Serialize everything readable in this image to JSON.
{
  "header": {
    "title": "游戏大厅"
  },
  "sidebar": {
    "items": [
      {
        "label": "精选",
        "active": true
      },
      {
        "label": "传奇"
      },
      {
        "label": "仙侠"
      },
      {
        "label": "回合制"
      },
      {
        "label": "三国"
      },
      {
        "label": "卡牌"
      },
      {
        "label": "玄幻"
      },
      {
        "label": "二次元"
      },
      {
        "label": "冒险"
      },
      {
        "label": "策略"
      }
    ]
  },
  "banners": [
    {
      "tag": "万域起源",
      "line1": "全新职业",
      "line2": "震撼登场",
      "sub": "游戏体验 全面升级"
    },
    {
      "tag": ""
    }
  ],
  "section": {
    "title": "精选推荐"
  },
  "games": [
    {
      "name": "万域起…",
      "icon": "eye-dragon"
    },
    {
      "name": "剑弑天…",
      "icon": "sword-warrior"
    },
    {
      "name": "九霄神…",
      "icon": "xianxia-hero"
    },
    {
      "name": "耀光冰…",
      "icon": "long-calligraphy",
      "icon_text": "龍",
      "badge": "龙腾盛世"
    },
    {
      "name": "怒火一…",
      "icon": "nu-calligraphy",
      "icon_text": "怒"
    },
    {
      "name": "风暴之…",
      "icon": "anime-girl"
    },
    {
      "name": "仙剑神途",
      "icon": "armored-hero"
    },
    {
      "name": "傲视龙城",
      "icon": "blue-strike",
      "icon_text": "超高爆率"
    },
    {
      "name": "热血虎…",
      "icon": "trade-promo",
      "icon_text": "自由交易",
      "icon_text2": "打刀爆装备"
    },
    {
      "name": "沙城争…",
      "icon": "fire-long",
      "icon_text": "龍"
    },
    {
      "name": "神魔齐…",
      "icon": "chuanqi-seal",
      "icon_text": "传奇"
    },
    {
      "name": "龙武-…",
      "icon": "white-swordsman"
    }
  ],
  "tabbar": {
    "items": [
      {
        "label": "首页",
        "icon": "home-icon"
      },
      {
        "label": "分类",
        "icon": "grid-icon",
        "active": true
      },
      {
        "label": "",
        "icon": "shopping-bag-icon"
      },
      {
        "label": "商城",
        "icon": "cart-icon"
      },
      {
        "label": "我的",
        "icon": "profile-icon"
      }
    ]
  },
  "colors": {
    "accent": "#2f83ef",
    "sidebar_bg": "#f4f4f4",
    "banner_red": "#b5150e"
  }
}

### OBJECTIVE
Each entry is to be returned in full, character for character.

### EXERCISE OUTPUT
Serialize everything readable in this image to JSON.
{
  "header": {
    "title": "游戏大厅"
  },
  "sidebar": {
    "items": [
      {
        "label": "精选",
        "active": true
      },
      {
        "label": "传奇"
      },
      {
        "label": "仙侠"
      },
      {
        "label": "回合制"
      },
      {
        "label": "三国"
      },
      {
        "label": "卡牌"
      },
      {
        "label": "玄幻"
      },
      {
        "label": "二次元"
      },
      {
        "label": "冒险"
      },
      {
        "label": "策略"
      }
    ]
  },
  "banners": [
    {
      "tag": "万域起源",
      "line1": "全新职业",
      "line2": "震撼登场",
      "sub": "游戏体验 全面升级"
    },
    {
      "tag": ""
    }
  ],
  "section": {
    "title": "精选推荐"
  },
  "games": [
    {
      "name": "万域起…",
      "icon": "eye-dragon"
    },
    {
      "name": "剑弑天…",
      "icon": "sword-warrior"
    },
    {
      "name": "九霄神…",
      "icon": "xianxia-hero"
    },
    {
      "name": "耀光冰…",
      "icon": "long-calligraphy",
      "icon_text": "龍",
      "badge": "龙腾盛世"
    },
    {
      "name": "怒火一…",
      "icon": "nu-calligraphy",
      "icon_text": "怒"
    },
    {
      "name": "风暴之…",
      "icon": "anime-girl"
    },
    {
      "name": "仙剑神途",
      "icon": "armored-hero"
    },
    {
      "name": "傲视龙城",
      "icon": "blue-strike",
      "icon_text": "超高爆率"
    },
    {
      "name": "热血虎…",
      "icon": "trade-promo",
      "icon_text": "自由交易",
      "icon_text2": "打刀爆装备"
    },
    {
      "name": "沙城争…",
      "icon": "fire-long",
      "icon_text": "龍"
    },
    {
      "name": "神魔齐…",
      "icon": "chuanqi-seal",
      "icon_text": "传奇"
    },
    {
      "name": "龙武-…",
      "icon": "white-swordsman"
    }
  ],
  "tabbar": {
    "items": [
      {
        "label": "首页",
        "icon": "home-icon"
      },
      {
        "label": "分类",
        "icon": "grid-icon",
        "active": true
      },
      {
        "label": "",
        "icon": "shopping-bag-icon"
      },
      {
        "label": "商城",
        "icon": "cart-icon"
      },
      {
        "label": "我的",
        "icon": "profile-icon"
      }
    ]
  },
  "colors": {
    "accent": "#2f83ef",
    "sidebar_bg": "#f4f4f4",
    "banner_red": "#b5150e"
  }
}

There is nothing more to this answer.